# Start of RECORD EXTRACTS

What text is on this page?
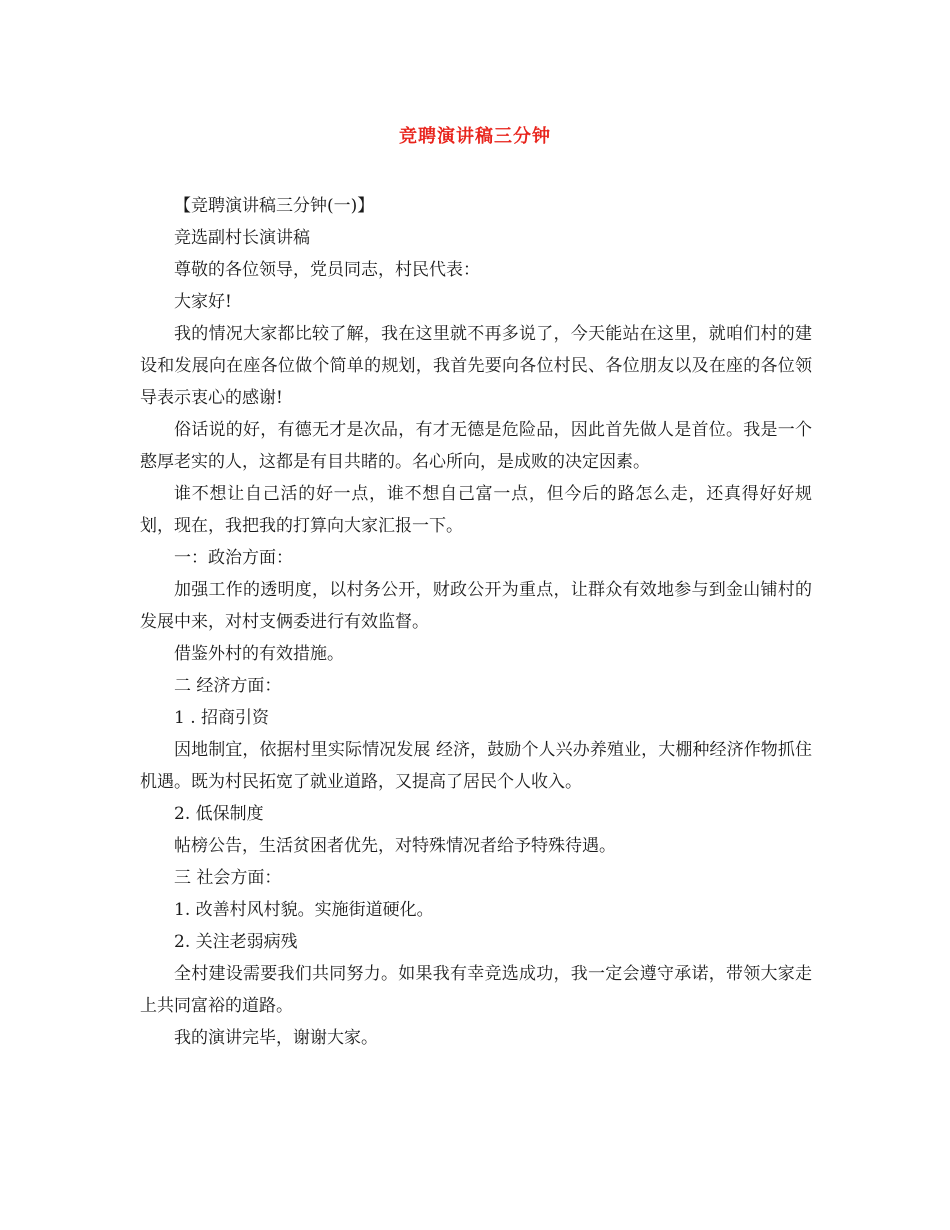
竞聘演讲稿三分钟

【竞聘演讲稿三分钟(一)】

竞选副村长演讲稿

尊敬的各位领导，党员同志，村民代表：

大家好!

我的情况大家都比较了解，我在这里就不再多说了，今天能站在这里，就咱们村的建设和发展向在座各位做个简单的规划，我首先要向各位村民、各位朋友以及在座的各位领导表示衷心的感谢!

俗话说的好，有德无才是次品，有才无德是危险品，因此首先做人是首位。我是一个憨厚老实的人，这都是有目共睹的。名心所向，是成败的决定因素。

谁不想让自己活的好一点，谁不想自己富一点，但今后的路怎么走，还真得好好规划，现在，我把我的打算向大家汇报一下。

一：政治方面：

加强工作的透明度，以村务公开，财政公开为重点，让群众有效地参与到金山铺村的发展中来，对村支俩委进行有效监督。

借鉴外村的有效措施。

二 经济方面：

1 . 招商引资

因地制宜，依据村里实际情况发展 经济，鼓励个人兴办养殖业，大棚种经济作物抓住机遇。既为村民拓宽了就业道路，又提高了居民个人收入。

2. 低保制度

帖榜公告，生活贫困者优先，对特殊情况者给予特殊待遇。

三 社会方面：

1. 改善村风村貌。实施街道硬化。

2. 关注老弱病残

全村建设需要我们共同努力。如果我有幸竞选成功，我一定会遵守承诺，带领大家走上共同富裕的道路。

我的演讲完毕，谢谢大家。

# End of RECORD EXTRACTS

**TASK TO CARRY OUT**. Leave out the pictures and repeat everything else in the records exactly.

**OUTPUT FOR THIS TASK**.
What text is on this page?
竞聘演讲稿三分钟

【竞聘演讲稿三分钟(一)】

竞选副村长演讲稿

尊敬的各位领导，党员同志，村民代表：

大家好!

我的情况大家都比较了解，我在这里就不再多说了，今天能站在这里，就咱们村的建设和发展向在座各位做个简单的规划，我首先要向各位村民、各位朋友以及在座的各位领导表示衷心的感谢!

俗话说的好，有德无才是次品，有才无德是危险品，因此首先做人是首位。我是一个憨厚老实的人，这都是有目共睹的。名心所向，是成败的决定因素。

谁不想让自己活的好一点，谁不想自己富一点，但今后的路怎么走，还真得好好规划，现在，我把我的打算向大家汇报一下。

一：政治方面：

加强工作的透明度，以村务公开，财政公开为重点，让群众有效地参与到金山铺村的发展中来，对村支俩委进行有效监督。

借鉴外村的有效措施。

二 经济方面：

1 . 招商引资

因地制宜，依据村里实际情况发展 经济，鼓励个人兴办养殖业，大棚种经济作物抓住机遇。既为村民拓宽了就业道路，又提高了居民个人收入。

2. 低保制度

帖榜公告，生活贫困者优先，对特殊情况者给予特殊待遇。

三 社会方面：

1. 改善村风村貌。实施街道硬化。

2. 关注老弱病残

全村建设需要我们共同努力。如果我有幸竞选成功，我一定会遵守承诺，带领大家走上共同富裕的道路。

我的演讲完毕，谢谢大家。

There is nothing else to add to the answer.